**Written instruction:** Using the records that follow, copy every line containing the word "level".

**Input:**
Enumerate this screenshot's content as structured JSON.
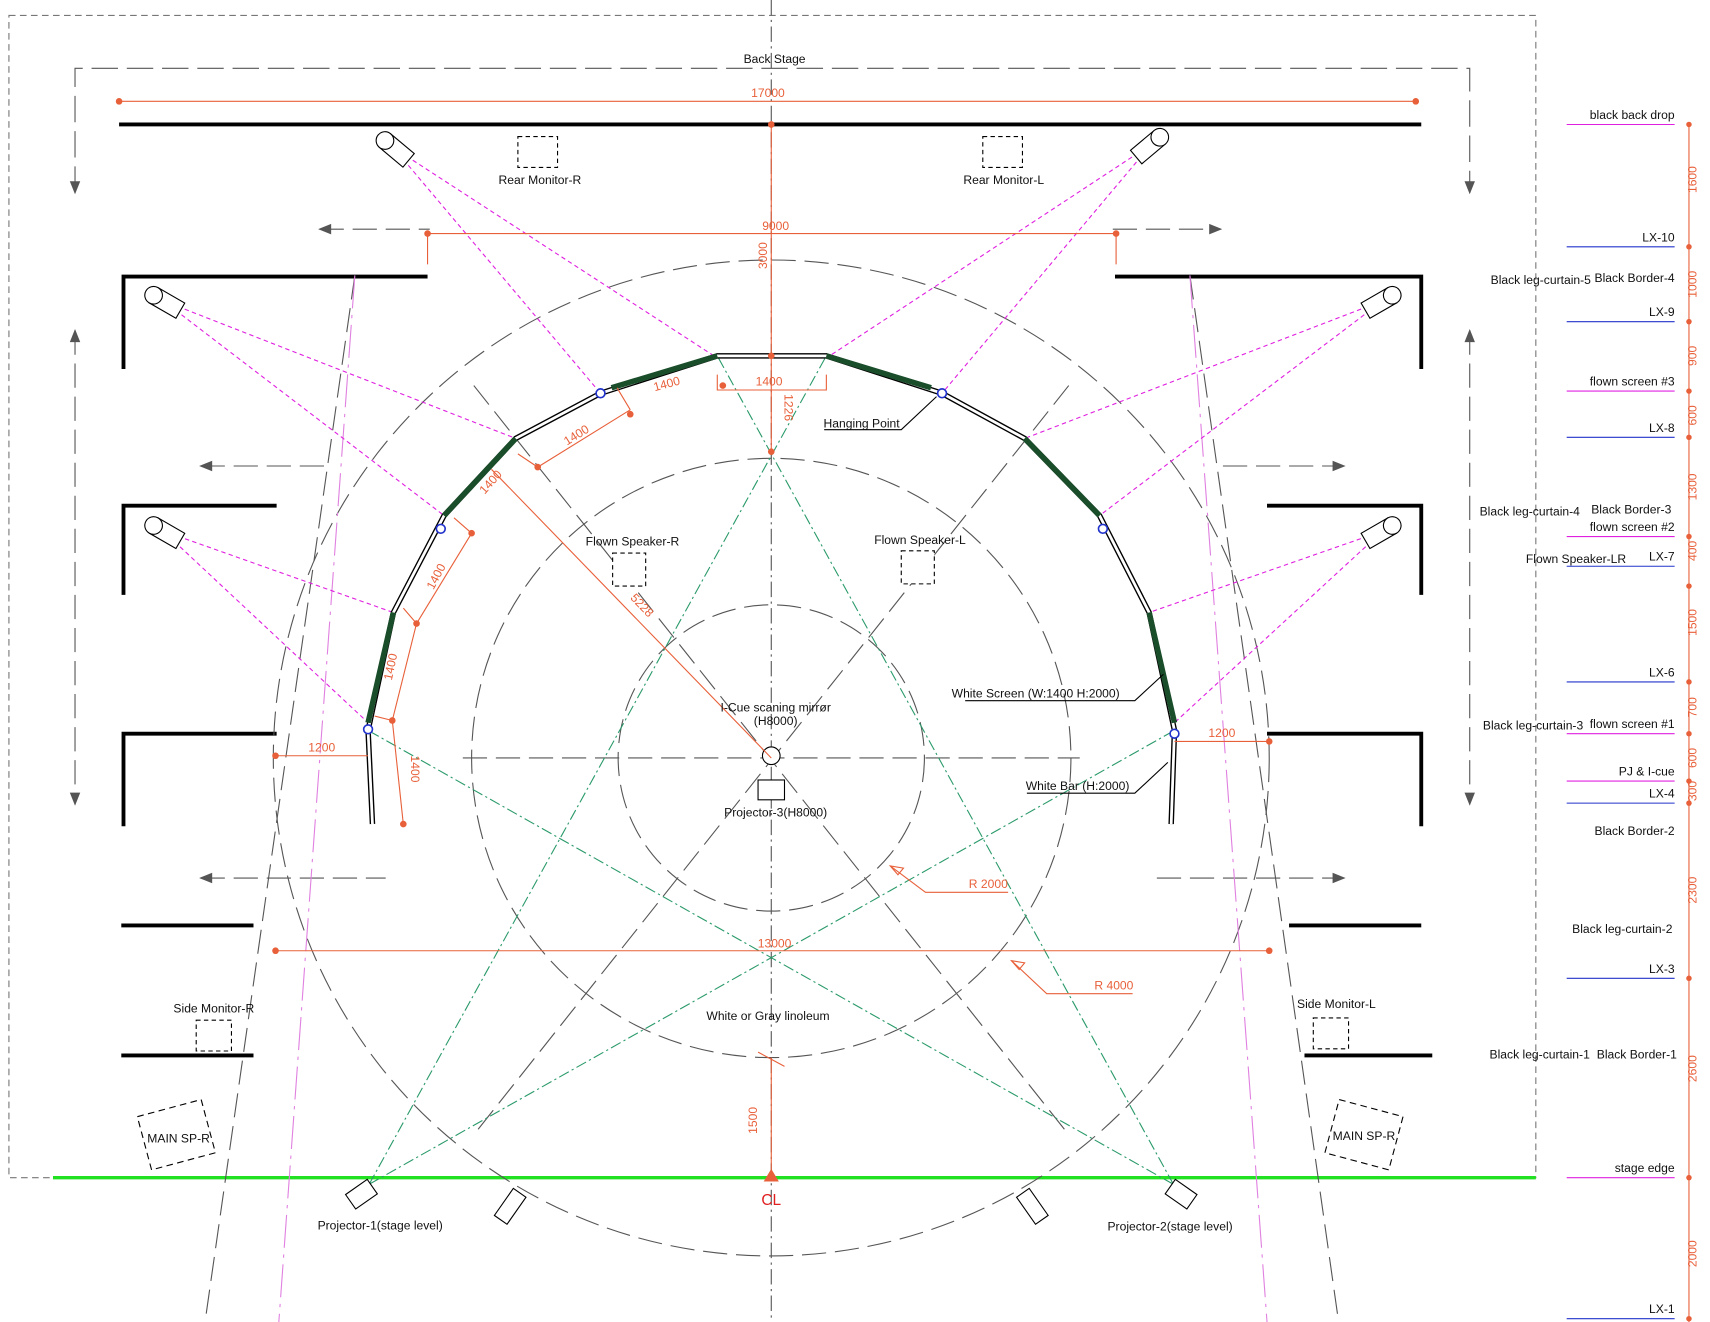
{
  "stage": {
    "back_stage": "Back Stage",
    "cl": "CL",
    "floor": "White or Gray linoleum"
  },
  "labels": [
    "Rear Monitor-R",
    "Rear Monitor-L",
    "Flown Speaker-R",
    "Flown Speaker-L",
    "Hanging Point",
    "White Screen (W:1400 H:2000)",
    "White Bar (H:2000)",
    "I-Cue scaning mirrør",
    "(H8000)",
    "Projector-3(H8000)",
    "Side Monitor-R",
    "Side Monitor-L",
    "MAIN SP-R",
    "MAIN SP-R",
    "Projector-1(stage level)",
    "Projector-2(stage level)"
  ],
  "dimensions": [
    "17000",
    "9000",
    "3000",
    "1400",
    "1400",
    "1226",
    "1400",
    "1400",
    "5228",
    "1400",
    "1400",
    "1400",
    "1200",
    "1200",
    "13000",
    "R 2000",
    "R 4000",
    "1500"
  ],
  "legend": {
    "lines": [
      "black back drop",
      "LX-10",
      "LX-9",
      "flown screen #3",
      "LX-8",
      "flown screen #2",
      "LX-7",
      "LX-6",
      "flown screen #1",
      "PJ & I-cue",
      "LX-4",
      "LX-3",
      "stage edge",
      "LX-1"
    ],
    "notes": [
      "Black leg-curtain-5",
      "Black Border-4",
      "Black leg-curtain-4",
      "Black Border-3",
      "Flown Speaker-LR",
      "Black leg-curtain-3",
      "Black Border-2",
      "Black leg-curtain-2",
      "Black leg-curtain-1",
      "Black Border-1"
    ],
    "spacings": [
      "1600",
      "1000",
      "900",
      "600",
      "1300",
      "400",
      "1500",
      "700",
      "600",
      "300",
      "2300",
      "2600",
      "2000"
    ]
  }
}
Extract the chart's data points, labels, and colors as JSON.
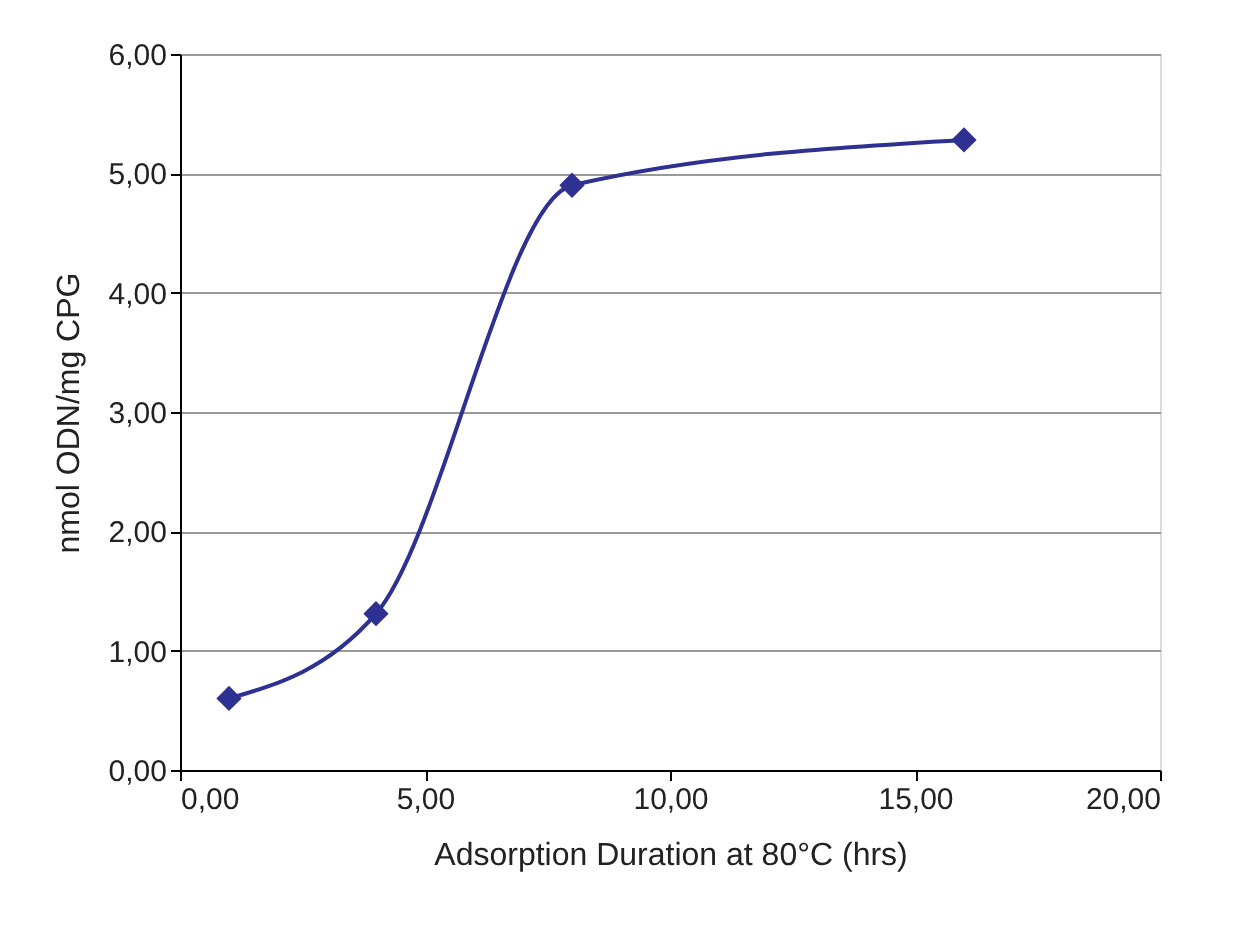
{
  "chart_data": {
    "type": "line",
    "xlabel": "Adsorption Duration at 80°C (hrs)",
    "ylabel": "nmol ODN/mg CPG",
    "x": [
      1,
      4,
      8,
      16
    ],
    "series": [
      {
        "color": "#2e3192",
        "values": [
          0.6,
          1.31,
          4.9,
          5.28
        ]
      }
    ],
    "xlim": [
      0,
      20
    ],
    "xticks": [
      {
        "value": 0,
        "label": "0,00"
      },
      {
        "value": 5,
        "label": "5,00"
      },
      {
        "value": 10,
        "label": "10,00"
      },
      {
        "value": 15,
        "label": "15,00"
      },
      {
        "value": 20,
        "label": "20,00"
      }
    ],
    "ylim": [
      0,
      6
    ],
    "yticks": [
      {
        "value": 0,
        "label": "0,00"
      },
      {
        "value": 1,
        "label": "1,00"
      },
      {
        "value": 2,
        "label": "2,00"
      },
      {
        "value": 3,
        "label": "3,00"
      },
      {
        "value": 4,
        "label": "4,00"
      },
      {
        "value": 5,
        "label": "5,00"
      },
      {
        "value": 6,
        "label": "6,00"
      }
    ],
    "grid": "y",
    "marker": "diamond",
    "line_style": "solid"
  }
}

==

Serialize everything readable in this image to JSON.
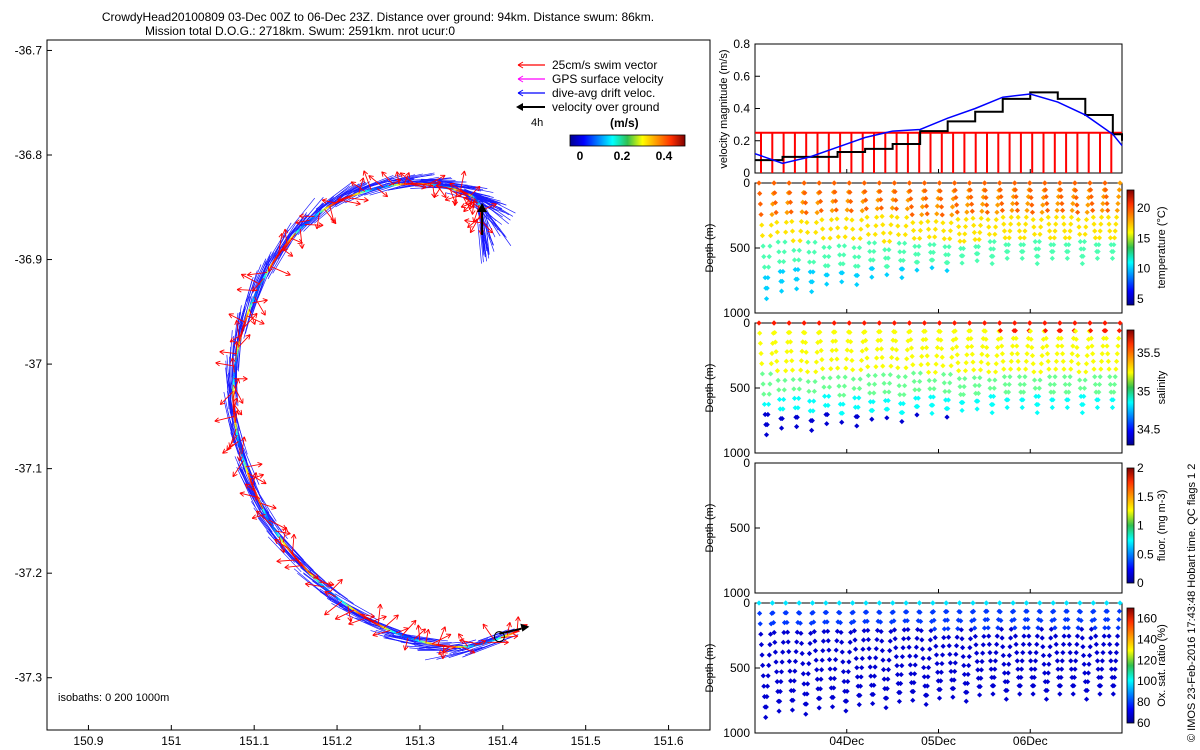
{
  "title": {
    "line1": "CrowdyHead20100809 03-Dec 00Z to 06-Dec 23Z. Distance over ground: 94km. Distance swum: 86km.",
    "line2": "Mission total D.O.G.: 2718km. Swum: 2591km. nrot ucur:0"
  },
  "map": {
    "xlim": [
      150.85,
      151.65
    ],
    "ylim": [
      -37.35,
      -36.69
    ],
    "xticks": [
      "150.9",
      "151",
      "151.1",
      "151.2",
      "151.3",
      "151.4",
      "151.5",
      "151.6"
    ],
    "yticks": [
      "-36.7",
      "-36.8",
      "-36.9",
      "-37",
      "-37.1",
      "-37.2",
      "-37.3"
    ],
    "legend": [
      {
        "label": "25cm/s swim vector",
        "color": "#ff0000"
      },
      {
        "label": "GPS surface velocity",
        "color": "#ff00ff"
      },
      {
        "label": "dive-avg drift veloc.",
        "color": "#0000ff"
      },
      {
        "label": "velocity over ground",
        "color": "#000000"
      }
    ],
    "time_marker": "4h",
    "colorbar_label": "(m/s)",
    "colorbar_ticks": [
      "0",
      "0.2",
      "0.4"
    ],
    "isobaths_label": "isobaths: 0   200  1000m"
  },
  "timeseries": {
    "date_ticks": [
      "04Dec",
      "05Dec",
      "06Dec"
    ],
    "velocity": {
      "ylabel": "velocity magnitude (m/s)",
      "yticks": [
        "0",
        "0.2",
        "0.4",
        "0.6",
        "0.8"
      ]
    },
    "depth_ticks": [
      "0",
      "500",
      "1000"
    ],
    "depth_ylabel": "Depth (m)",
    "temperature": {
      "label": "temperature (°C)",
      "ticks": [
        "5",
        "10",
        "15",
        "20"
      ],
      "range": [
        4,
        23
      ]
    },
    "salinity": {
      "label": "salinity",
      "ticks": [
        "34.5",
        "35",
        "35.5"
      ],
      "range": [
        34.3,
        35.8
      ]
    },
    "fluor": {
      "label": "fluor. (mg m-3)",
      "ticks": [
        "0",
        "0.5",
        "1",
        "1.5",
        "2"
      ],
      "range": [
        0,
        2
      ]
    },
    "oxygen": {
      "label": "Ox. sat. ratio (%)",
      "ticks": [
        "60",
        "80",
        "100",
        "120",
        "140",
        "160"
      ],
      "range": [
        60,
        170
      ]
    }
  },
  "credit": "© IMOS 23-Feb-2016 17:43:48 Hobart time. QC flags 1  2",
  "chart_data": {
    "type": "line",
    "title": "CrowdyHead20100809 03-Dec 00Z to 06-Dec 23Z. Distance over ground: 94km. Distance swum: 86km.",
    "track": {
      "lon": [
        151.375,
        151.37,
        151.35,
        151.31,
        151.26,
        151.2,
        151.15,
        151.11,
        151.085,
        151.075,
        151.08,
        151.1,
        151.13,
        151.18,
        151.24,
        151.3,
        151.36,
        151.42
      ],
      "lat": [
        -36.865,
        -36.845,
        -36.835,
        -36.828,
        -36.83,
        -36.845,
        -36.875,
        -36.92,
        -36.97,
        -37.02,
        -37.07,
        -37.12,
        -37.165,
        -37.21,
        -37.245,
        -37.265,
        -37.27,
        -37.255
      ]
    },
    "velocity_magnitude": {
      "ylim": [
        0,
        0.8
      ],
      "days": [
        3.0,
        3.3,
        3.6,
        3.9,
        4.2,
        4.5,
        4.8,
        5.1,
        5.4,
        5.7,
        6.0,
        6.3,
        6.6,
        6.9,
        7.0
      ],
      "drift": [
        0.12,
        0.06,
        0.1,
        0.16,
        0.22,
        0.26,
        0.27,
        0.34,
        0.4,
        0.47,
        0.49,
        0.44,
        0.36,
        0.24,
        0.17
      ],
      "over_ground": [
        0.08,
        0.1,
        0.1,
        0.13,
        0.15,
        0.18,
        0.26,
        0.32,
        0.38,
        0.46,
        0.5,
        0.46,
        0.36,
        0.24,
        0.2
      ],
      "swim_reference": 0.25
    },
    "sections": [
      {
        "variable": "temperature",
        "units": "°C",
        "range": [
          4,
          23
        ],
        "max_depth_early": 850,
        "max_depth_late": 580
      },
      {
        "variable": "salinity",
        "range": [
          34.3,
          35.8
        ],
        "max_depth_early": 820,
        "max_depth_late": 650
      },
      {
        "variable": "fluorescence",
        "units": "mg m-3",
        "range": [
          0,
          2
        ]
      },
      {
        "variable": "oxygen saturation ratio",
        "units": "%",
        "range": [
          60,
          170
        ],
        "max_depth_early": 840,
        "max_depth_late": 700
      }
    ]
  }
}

**Response for this exercise:**
    "Projector-1(stage level)",
    "Projector-2(stage level)"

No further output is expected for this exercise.